:: SOURCE DATA ::
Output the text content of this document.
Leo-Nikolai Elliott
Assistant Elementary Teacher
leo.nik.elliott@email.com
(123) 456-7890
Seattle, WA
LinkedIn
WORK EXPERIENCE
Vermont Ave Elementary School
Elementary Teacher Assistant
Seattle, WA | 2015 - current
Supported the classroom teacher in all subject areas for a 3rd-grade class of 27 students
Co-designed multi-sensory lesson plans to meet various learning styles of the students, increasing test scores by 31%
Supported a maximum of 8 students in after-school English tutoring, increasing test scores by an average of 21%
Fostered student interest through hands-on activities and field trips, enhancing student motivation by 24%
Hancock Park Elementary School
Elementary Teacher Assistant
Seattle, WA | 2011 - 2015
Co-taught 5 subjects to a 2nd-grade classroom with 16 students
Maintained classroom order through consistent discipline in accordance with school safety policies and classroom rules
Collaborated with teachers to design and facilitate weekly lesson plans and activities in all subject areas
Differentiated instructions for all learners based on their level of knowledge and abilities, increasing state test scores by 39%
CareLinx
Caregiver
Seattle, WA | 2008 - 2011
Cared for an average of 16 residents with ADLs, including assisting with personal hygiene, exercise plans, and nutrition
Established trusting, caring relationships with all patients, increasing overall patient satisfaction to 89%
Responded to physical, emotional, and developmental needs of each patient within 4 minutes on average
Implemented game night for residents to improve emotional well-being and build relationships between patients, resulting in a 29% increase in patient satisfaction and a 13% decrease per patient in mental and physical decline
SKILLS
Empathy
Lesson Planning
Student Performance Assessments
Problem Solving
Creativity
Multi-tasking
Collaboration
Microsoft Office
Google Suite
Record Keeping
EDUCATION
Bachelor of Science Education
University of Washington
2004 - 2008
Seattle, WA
:::
DESCRIPTION OF THE TASK
Output each entry exactly. Leave none out.

FINISHED EXERCISE
Output the text content of this document.
Leo-Nikolai Elliott
Assistant Elementary Teacher
leo.nik.elliott@email.com
(123) 456-7890
Seattle, WA
LinkedIn
WORK EXPERIENCE
Vermont Ave Elementary School
Elementary Teacher Assistant
Seattle, WA | 2015 - current
Supported the classroom teacher in all subject areas for a 3rd-grade class of 27 students
Co-designed multi-sensory lesson plans to meet various learning styles of the students, increasing test scores by 31%
Supported a maximum of 8 students in after-school English tutoring, increasing test scores by an average of 21%
Fostered student interest through hands-on activities and field trips, enhancing student motivation by 24%
Hancock Park Elementary School
Elementary Teacher Assistant
Seattle, WA | 2011 - 2015
Co-taught 5 subjects to a 2nd-grade classroom with 16 students
Maintained classroom order through consistent discipline in accordance with school safety policies and classroom rules
Collaborated with teachers to design and facilitate weekly lesson plans and activities in all subject areas
Differentiated instructions for all learners based on their level of knowledge and abilities, increasing state test scores by 39%
CareLinx
Caregiver
Seattle, WA | 2008 - 2011
Cared for an average of 16 residents with ADLs, including assisting with personal hygiene, exercise plans, and nutrition
Established trusting, caring relationships with all patients, increasing overall patient satisfaction to 89%
Responded to physical, emotional, and developmental needs of each patient within 4 minutes on average
Implemented game night for residents to improve emotional well-being and build relationships between patients, resulting in a 29% increase in patient satisfaction and a 13% decrease per patient in mental and physical decline
SKILLS
Empathy
Lesson Planning
Student Performance Assessments
Problem Solving
Creativity
Multi-tasking
Collaboration
Microsoft Office
Google Suite
Record Keeping
EDUCATION
Bachelor of Science Education
University of Washington
2004 - 2008
Seattle, WA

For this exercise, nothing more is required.